BRIEF:
Using the data below, gather each line that includes the word "XREF".

DATASET CONTENT:
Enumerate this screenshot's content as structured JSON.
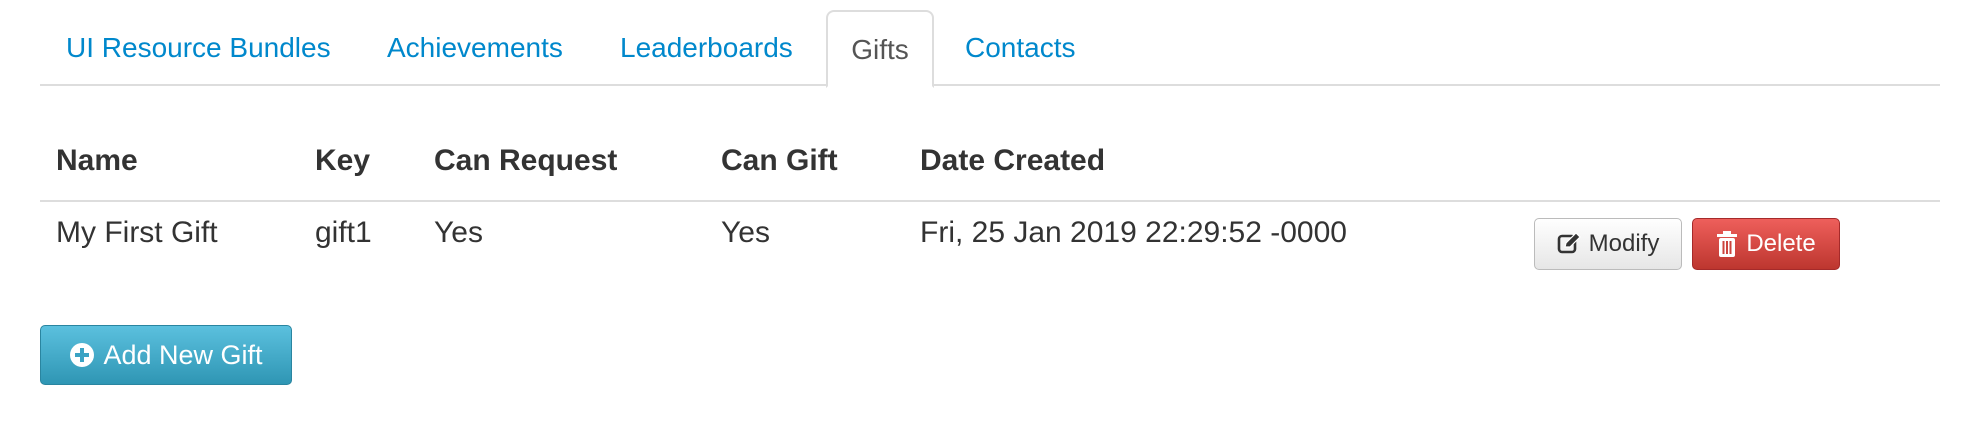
{
  "tabs": [
    {
      "label": "UI Resource Bundles"
    },
    {
      "label": "Achievements"
    },
    {
      "label": "Leaderboards"
    },
    {
      "label": "Gifts",
      "active": true
    },
    {
      "label": "Contacts"
    }
  ],
  "table": {
    "columns": [
      "Name",
      "Key",
      "Can Request",
      "Can Gift",
      "Date Created"
    ],
    "rows": [
      [
        "My First Gift",
        "gift1",
        "Yes",
        "Yes",
        "Fri, 25 Jan 2019 22:29:52 -0000"
      ]
    ],
    "row_actions": {
      "modify_label": "Modify",
      "modify_icon": "edit-icon",
      "delete_label": "Delete",
      "delete_icon": "trash-icon"
    }
  },
  "add_button": {
    "label": "Add New Gift",
    "icon": "plus-circle-icon"
  },
  "colors": {
    "link": "#0088cc",
    "danger": "#da4f49",
    "info": "#49afcd"
  }
}
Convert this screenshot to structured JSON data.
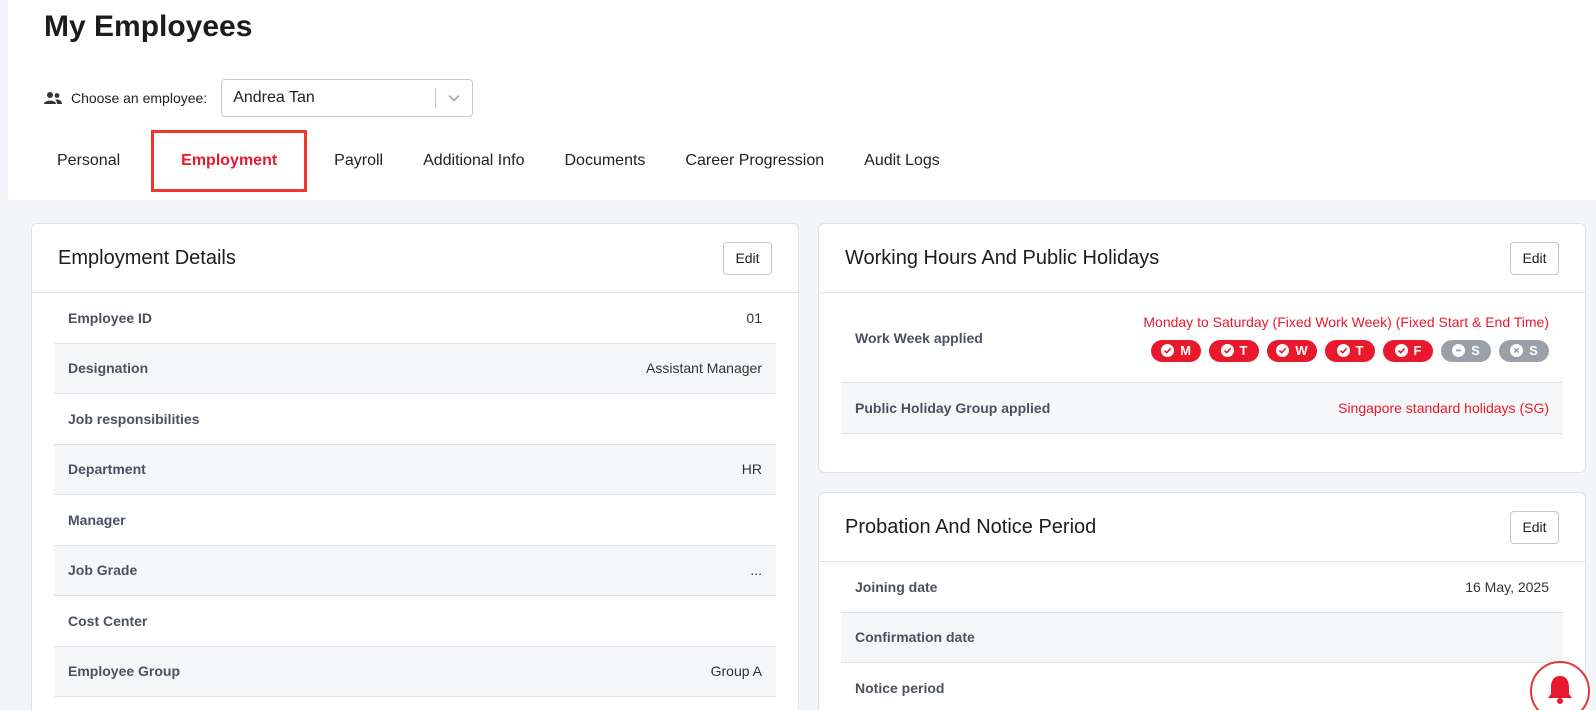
{
  "page": {
    "title": "My Employees"
  },
  "chooser": {
    "label": "Choose an employee:",
    "selected": "Andrea Tan",
    "icon": "users-icon"
  },
  "tabs": [
    {
      "label": "Personal",
      "active": false
    },
    {
      "label": "Employment",
      "active": true
    },
    {
      "label": "Payroll",
      "active": false
    },
    {
      "label": "Additional Info",
      "active": false
    },
    {
      "label": "Documents",
      "active": false
    },
    {
      "label": "Career Progression",
      "active": false
    },
    {
      "label": "Audit Logs",
      "active": false
    }
  ],
  "employment": {
    "title": "Employment Details",
    "edit_label": "Edit",
    "rows": [
      {
        "label": "Employee ID",
        "value": "01"
      },
      {
        "label": "Designation",
        "value": "Assistant Manager"
      },
      {
        "label": "Job responsibilities",
        "value": ""
      },
      {
        "label": "Department",
        "value": "HR"
      },
      {
        "label": "Manager",
        "value": ""
      },
      {
        "label": "Job Grade",
        "value": "..."
      },
      {
        "label": "Cost Center",
        "value": ""
      },
      {
        "label": "Employee Group",
        "value": "Group A"
      }
    ]
  },
  "working_hours": {
    "title": "Working Hours And Public Holidays",
    "edit_label": "Edit",
    "work_week_label": "Work Week applied",
    "work_week_value": "Monday to Saturday (Fixed Work Week) (Fixed Start & End Time)",
    "days": [
      {
        "letter": "M",
        "on": true
      },
      {
        "letter": "T",
        "on": true
      },
      {
        "letter": "W",
        "on": true
      },
      {
        "letter": "T",
        "on": true
      },
      {
        "letter": "F",
        "on": true
      },
      {
        "letter": "S",
        "on": false,
        "state": "half"
      },
      {
        "letter": "S",
        "on": false,
        "state": "off"
      }
    ],
    "holiday_label": "Public Holiday Group applied",
    "holiday_value": "Singapore standard holidays (SG)"
  },
  "probation": {
    "title": "Probation And Notice Period",
    "edit_label": "Edit",
    "rows": [
      {
        "label": "Joining date",
        "value": "16 May, 2025"
      },
      {
        "label": "Confirmation date",
        "value": ""
      },
      {
        "label": "Notice period",
        "value": ""
      }
    ]
  },
  "colors": {
    "accent": "#e8192c",
    "muted_chip": "#9aa0a8"
  }
}
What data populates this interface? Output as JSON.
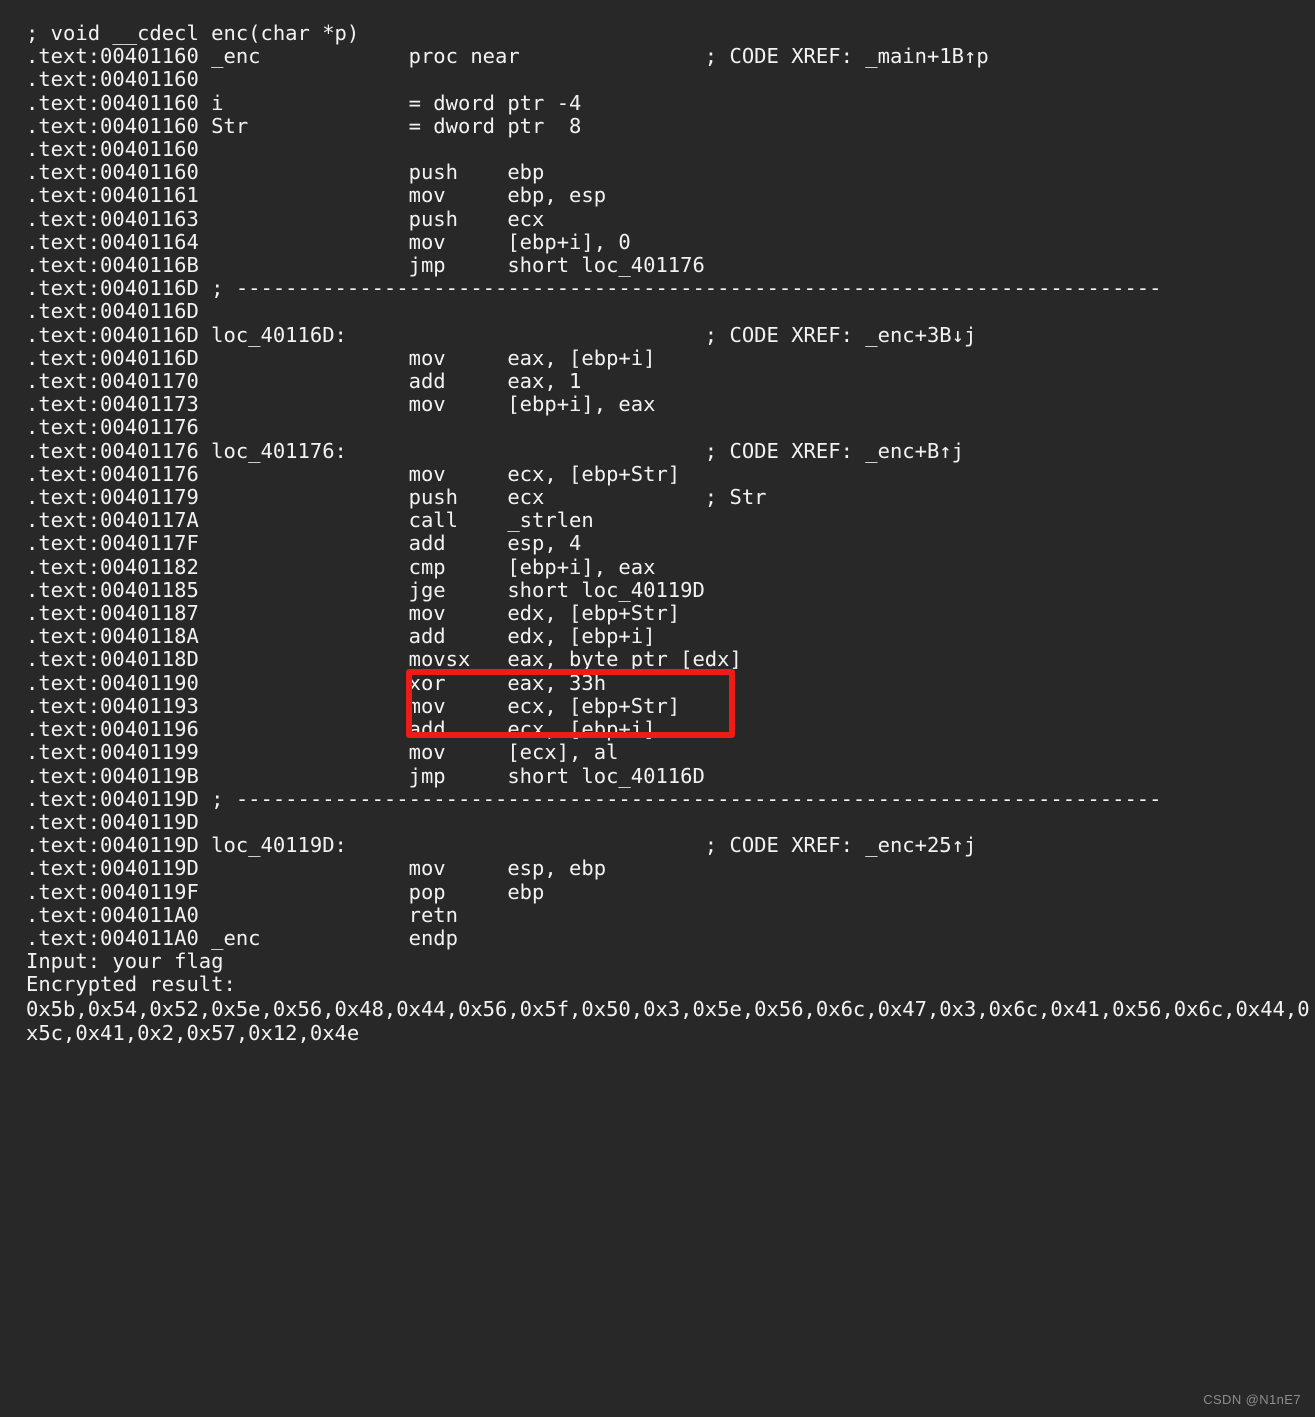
{
  "window": {
    "background_color": "#282828",
    "text_color": "#f2f2f2",
    "highlight_color": "#ee1c17"
  },
  "listing": {
    "lines": [
      "; void __cdecl enc(char *p)",
      ".text:00401160 _enc            proc near               ; CODE XREF: _main+1B↑p",
      ".text:00401160",
      ".text:00401160 i               = dword ptr -4",
      ".text:00401160 Str             = dword ptr  8",
      ".text:00401160",
      ".text:00401160                 push    ebp",
      ".text:00401161                 mov     ebp, esp",
      ".text:00401163                 push    ecx",
      ".text:00401164                 mov     [ebp+i], 0",
      ".text:0040116B                 jmp     short loc_401176",
      ".text:0040116D ; ---------------------------------------------------------------------------",
      ".text:0040116D",
      ".text:0040116D loc_40116D:                             ; CODE XREF: _enc+3B↓j",
      ".text:0040116D                 mov     eax, [ebp+i]",
      ".text:00401170                 add     eax, 1",
      ".text:00401173                 mov     [ebp+i], eax",
      ".text:00401176",
      ".text:00401176 loc_401176:                             ; CODE XREF: _enc+B↑j",
      ".text:00401176                 mov     ecx, [ebp+Str]",
      ".text:00401179                 push    ecx             ; Str",
      ".text:0040117A                 call    _strlen",
      ".text:0040117F                 add     esp, 4",
      ".text:00401182                 cmp     [ebp+i], eax",
      ".text:00401185                 jge     short loc_40119D",
      ".text:00401187                 mov     edx, [ebp+Str]",
      ".text:0040118A                 add     edx, [ebp+i]",
      ".text:0040118D                 movsx   eax, byte ptr [edx]",
      ".text:00401190                 xor     eax, 33h",
      ".text:00401193                 mov     ecx, [ebp+Str]",
      ".text:00401196                 add     ecx, [ebp+i]",
      ".text:00401199                 mov     [ecx], al",
      ".text:0040119B                 jmp     short loc_40116D",
      ".text:0040119D ; ---------------------------------------------------------------------------",
      ".text:0040119D",
      ".text:0040119D loc_40119D:                             ; CODE XREF: _enc+25↑j",
      ".text:0040119D                 mov     esp, ebp",
      ".text:0040119F                 pop     ebp",
      ".text:004011A0                 retn",
      ".text:004011A0 _enc            endp"
    ],
    "program_output": {
      "input_prompt": "Input: your flag",
      "result_label": "Encrypted result:",
      "encrypted_bytes": "0x5b,0x54,0x52,0x5e,0x56,0x48,0x44,0x56,0x5f,0x50,0x3,0x5e,0x56,0x6c,0x47,0x3,0x6c,0x41,0x56,0x6c,0x44,0x5c,0x41,0x2,0x57,0x12,0x4e"
    }
  },
  "annotation": {
    "highlight_label": "xor-highlight-box",
    "highlighted_instructions": [
      "movsx   eax, byte ptr [edx]",
      "xor     eax, 33h",
      "mov     ecx, [ebp+Str]"
    ]
  },
  "watermark": {
    "text": "CSDN @N1nE7"
  }
}
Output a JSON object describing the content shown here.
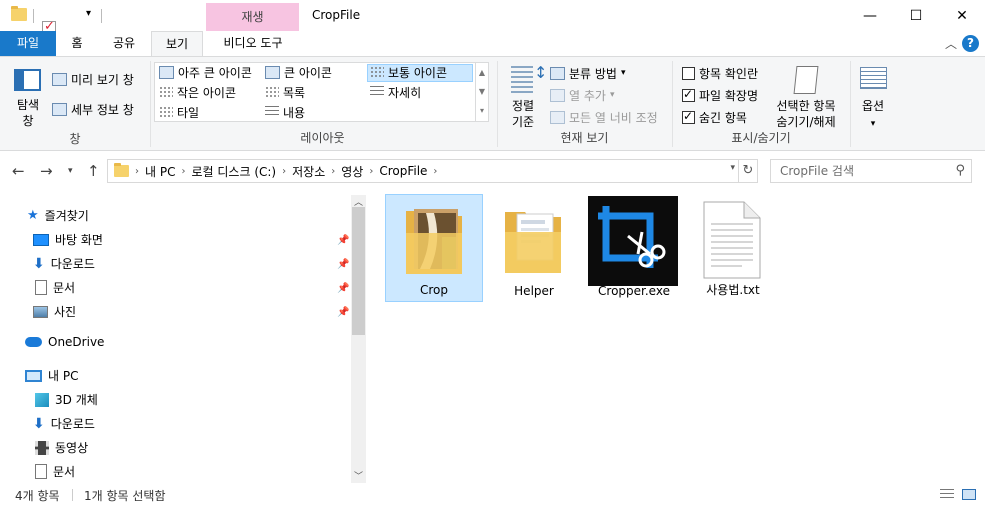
{
  "window": {
    "title": "CropFile",
    "context_tab": "재생",
    "minimize": "—",
    "maximize": "☐",
    "close": "✕"
  },
  "ribbon_tabs": {
    "file": "파일",
    "home": "홈",
    "share": "공유",
    "view": "보기",
    "video_tools": "비디오 도구"
  },
  "ribbon": {
    "pane_group": {
      "nav_pane": "탐색\n창",
      "preview": "미리 보기 창",
      "details": "세부 정보 창",
      "label": "창"
    },
    "layout_group": {
      "items": [
        "아주 큰 아이콘",
        "큰 아이콘",
        "보통 아이콘",
        "작은 아이콘",
        "목록",
        "자세히",
        "타일",
        "내용"
      ],
      "selected": "보통 아이콘",
      "label": "레이아웃"
    },
    "current_view_group": {
      "sort": "정렬\n기준",
      "group_by": "분류 방법",
      "add_columns": "열 추가",
      "fit_columns": "모든 열 너비 조정",
      "label": "현재 보기"
    },
    "show_hide_group": {
      "item_checkboxes": "항목 확인란",
      "file_extensions": "파일 확장명",
      "hidden_items": "숨긴 항목",
      "hide_selected": "선택한 항목\n숨기기/해제",
      "label": "표시/숨기기",
      "checked": {
        "item_checkboxes": false,
        "file_extensions": true,
        "hidden_items": true
      }
    },
    "options": "옵션"
  },
  "address": {
    "crumbs": [
      "내 PC",
      "로컬 디스크 (C:)",
      "저장소",
      "영상",
      "CropFile"
    ],
    "search_placeholder": "CropFile 검색"
  },
  "nav_pane": {
    "quick_access": "즐겨찾기",
    "items": [
      {
        "label": "바탕 화면",
        "icon": "desktop-icon"
      },
      {
        "label": "다운로드",
        "icon": "download-icon"
      },
      {
        "label": "문서",
        "icon": "document-icon"
      },
      {
        "label": "사진",
        "icon": "pictures-icon"
      }
    ],
    "onedrive": "OneDrive",
    "this_pc": "내 PC",
    "pc_items": [
      {
        "label": "3D 개체",
        "icon": "3d-objects-icon"
      },
      {
        "label": "다운로드",
        "icon": "download-icon"
      },
      {
        "label": "동영상",
        "icon": "videos-icon"
      },
      {
        "label": "문서",
        "icon": "document-icon"
      }
    ]
  },
  "files": [
    {
      "name": "Crop",
      "type": "folder-with-image",
      "selected": true
    },
    {
      "name": "Helper",
      "type": "folder",
      "selected": false
    },
    {
      "name": "Cropper.exe",
      "type": "exe-crop-icon",
      "selected": false
    },
    {
      "name": "사용법.txt",
      "type": "text-file",
      "selected": false
    }
  ],
  "status": {
    "count": "4개 항목",
    "selection": "1개 항목 선택함"
  },
  "colors": {
    "accent": "#1979ca",
    "selection": "#cce8ff",
    "context_tab": "#f7c4e1"
  }
}
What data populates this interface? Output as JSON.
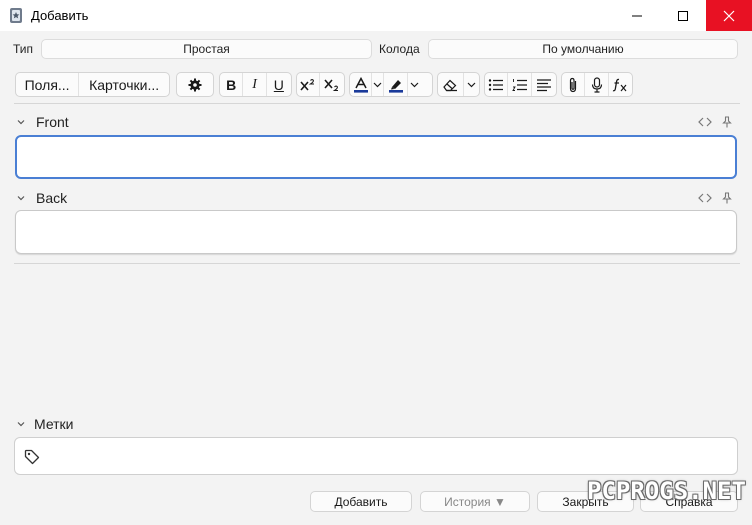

PROBLEM SOLUTION:
      ".text:00401160 _enc            proc near               ; CODE XREF: _main+1B↑p",
      ".text:0040116D loc_40116D:                             ; CODE XREF: _enc+3B↓j",
      ".text:00401176 loc_401176:                             ; CODE XREF: _enc+B↑j",
      ".text:0040119D loc_40119D:                             ; CODE XREF: _enc+25↑j",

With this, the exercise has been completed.